▶ _INSTRUCTIONS FOR THE TASK_: Scan the entries below. List each line with "USDA".

▶ _DATA LINES_:
━━━━━━

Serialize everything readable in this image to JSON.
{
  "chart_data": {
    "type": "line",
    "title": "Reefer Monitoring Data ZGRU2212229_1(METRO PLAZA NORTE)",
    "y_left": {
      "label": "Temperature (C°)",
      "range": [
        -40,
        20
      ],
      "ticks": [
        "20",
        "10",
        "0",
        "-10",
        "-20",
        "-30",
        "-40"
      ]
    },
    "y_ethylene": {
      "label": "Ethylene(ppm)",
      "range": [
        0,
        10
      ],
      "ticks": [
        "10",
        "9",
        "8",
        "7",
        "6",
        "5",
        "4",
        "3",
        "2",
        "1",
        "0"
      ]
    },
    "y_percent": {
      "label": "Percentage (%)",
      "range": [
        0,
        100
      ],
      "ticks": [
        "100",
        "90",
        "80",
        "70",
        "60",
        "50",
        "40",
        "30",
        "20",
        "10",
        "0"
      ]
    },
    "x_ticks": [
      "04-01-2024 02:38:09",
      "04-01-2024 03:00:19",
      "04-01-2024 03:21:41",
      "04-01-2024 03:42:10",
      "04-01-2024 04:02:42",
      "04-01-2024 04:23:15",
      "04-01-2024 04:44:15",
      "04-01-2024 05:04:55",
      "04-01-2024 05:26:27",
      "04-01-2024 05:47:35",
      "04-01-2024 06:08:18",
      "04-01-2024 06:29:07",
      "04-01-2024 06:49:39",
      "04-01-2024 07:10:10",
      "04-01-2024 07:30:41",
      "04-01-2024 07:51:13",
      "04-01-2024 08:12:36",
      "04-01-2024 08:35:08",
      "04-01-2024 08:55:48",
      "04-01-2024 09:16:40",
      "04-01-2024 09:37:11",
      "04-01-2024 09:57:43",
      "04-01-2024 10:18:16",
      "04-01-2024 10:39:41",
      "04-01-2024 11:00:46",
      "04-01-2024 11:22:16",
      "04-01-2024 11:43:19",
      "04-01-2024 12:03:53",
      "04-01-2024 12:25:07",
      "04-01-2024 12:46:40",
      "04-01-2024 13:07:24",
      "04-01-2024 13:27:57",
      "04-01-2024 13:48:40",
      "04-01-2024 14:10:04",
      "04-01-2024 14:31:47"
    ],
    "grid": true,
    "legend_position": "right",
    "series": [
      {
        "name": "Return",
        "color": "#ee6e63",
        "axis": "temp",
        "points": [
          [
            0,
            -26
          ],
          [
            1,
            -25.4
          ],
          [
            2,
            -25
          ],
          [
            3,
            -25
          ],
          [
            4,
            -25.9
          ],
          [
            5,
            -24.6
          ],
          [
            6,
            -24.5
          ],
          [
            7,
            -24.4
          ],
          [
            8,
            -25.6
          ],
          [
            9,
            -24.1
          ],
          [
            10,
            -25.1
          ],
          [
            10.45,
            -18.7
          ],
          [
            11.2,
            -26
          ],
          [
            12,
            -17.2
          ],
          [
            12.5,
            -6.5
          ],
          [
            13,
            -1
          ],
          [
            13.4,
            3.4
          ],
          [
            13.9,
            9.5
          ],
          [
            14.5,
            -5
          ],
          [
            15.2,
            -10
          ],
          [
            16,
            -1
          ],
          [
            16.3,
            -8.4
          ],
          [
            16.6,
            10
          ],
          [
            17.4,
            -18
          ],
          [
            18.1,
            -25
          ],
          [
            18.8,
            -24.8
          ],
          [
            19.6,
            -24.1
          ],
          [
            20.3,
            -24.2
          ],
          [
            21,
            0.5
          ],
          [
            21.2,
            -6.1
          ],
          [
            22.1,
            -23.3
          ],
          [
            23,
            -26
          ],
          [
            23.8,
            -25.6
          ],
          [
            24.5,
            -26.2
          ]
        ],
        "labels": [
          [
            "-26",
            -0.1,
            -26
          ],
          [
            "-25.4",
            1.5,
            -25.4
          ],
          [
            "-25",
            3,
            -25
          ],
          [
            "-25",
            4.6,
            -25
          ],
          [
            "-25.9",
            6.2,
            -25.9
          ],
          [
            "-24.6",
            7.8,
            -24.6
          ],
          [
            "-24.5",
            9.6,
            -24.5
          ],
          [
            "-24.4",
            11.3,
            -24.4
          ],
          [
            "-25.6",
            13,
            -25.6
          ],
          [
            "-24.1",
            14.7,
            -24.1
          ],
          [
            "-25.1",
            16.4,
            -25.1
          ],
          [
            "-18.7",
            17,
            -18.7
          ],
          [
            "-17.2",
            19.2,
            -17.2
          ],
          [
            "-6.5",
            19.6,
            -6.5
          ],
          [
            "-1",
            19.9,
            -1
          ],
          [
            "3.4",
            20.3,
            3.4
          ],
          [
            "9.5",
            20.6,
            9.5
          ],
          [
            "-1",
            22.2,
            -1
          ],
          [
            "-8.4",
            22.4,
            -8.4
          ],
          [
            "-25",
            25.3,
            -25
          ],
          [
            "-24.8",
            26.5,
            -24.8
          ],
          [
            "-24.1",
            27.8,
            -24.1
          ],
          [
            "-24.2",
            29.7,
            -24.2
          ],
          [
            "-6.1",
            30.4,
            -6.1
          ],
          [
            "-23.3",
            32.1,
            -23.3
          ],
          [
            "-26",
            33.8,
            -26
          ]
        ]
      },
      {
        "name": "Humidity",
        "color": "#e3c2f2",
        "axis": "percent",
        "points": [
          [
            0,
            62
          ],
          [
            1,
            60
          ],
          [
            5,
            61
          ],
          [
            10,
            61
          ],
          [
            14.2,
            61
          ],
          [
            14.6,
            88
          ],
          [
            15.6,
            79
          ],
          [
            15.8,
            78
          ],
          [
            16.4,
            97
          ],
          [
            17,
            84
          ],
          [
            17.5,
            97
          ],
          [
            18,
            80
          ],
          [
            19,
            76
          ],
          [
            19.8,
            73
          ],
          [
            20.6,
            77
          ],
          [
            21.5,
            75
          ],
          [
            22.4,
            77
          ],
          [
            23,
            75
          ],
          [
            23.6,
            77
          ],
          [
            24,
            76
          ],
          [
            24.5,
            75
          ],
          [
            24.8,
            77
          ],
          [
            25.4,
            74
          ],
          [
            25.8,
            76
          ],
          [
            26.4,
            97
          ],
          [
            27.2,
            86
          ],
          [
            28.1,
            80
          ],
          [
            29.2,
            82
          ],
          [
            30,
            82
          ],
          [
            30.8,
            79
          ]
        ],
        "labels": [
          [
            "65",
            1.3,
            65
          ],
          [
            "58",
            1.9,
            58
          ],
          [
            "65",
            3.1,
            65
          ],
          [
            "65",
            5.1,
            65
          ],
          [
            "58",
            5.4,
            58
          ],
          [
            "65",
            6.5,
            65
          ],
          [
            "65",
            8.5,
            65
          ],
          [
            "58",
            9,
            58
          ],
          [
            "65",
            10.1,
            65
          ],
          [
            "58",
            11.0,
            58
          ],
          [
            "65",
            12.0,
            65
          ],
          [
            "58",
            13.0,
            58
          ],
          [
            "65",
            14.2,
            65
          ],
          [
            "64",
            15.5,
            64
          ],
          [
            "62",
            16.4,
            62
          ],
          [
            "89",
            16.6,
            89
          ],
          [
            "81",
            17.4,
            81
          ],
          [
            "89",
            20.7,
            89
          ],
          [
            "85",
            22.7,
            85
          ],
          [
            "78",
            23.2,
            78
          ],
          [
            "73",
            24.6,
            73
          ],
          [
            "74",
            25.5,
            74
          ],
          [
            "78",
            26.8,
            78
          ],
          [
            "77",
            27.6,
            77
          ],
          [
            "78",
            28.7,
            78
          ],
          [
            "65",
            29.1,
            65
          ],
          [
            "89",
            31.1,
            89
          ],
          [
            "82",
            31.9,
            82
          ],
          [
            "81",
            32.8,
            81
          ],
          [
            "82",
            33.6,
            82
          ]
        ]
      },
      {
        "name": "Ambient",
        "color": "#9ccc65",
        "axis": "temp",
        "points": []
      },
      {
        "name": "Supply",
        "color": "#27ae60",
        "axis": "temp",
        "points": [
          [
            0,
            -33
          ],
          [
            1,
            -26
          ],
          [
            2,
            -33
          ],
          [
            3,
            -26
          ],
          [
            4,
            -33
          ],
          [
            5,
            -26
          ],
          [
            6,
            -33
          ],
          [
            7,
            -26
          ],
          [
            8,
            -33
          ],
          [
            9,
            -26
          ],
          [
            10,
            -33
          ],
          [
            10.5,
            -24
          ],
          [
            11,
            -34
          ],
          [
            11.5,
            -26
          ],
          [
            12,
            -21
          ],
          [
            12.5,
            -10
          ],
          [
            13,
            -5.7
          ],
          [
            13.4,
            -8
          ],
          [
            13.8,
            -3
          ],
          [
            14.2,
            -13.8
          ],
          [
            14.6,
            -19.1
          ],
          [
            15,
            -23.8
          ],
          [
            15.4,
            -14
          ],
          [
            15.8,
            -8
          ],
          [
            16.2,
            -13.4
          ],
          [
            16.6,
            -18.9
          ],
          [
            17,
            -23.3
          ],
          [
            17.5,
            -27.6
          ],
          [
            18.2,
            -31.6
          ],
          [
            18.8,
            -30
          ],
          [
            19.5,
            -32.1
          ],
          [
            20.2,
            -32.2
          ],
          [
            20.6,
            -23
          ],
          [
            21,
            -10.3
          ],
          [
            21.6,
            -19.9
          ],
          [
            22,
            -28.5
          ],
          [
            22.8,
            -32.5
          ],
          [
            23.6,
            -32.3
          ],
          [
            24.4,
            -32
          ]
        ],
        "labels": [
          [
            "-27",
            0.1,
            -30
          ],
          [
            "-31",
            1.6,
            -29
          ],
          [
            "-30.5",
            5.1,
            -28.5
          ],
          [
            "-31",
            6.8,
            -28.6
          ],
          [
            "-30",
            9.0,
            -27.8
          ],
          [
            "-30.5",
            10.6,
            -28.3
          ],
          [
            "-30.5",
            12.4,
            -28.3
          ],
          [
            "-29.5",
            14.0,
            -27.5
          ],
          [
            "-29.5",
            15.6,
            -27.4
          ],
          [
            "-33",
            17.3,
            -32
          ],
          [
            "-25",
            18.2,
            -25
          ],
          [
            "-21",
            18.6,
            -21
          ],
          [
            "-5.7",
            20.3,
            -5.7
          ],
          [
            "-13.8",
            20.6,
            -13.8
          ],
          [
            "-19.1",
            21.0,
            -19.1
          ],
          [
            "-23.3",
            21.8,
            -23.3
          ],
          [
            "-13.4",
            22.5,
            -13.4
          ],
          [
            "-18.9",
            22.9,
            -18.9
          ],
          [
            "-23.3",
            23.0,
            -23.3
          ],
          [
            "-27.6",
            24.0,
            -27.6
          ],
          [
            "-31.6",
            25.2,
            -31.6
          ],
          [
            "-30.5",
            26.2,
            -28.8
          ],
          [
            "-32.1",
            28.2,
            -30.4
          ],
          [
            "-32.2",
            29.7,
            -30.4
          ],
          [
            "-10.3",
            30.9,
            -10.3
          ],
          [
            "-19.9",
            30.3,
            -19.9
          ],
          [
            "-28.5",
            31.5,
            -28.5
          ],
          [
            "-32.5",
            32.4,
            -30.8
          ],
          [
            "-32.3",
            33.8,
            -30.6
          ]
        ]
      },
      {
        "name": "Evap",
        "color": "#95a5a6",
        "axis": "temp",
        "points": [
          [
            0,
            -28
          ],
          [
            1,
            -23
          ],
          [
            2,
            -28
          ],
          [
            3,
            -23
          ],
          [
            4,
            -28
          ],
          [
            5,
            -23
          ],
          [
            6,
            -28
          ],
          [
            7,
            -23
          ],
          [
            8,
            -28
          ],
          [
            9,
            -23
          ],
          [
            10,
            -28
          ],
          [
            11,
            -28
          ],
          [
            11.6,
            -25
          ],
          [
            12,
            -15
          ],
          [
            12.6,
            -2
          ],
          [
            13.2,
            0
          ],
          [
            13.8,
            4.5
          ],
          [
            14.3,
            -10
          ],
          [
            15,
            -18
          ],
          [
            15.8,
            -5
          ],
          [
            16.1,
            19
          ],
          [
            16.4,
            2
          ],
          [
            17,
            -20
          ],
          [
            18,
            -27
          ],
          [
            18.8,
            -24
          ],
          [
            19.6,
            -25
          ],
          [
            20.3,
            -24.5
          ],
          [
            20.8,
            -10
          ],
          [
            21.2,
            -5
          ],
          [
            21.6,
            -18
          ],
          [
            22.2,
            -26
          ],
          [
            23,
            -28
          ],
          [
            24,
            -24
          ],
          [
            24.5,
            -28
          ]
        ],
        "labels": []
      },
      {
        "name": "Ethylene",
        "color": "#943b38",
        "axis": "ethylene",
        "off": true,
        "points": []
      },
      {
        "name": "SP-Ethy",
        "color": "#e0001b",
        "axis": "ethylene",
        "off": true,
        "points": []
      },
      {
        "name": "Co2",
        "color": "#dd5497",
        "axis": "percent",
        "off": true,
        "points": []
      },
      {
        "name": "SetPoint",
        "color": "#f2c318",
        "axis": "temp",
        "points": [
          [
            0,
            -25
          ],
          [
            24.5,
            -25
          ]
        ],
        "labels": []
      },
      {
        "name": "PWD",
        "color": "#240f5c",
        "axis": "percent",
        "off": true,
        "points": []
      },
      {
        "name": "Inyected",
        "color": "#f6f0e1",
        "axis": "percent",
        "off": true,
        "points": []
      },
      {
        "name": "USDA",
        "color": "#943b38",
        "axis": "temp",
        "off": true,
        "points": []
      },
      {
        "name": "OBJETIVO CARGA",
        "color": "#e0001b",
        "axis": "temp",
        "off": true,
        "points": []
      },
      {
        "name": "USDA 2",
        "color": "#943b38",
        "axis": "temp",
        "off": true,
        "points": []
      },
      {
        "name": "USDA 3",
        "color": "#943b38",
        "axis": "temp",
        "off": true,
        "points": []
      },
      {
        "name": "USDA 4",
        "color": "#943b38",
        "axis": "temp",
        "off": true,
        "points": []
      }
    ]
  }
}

━━━━━━

▶ _RESULT OF THIS EXERCISE_:
        "name": "USDA",
        "name": "USDA 2",
        "name": "USDA 3",
        "name": "USDA 4",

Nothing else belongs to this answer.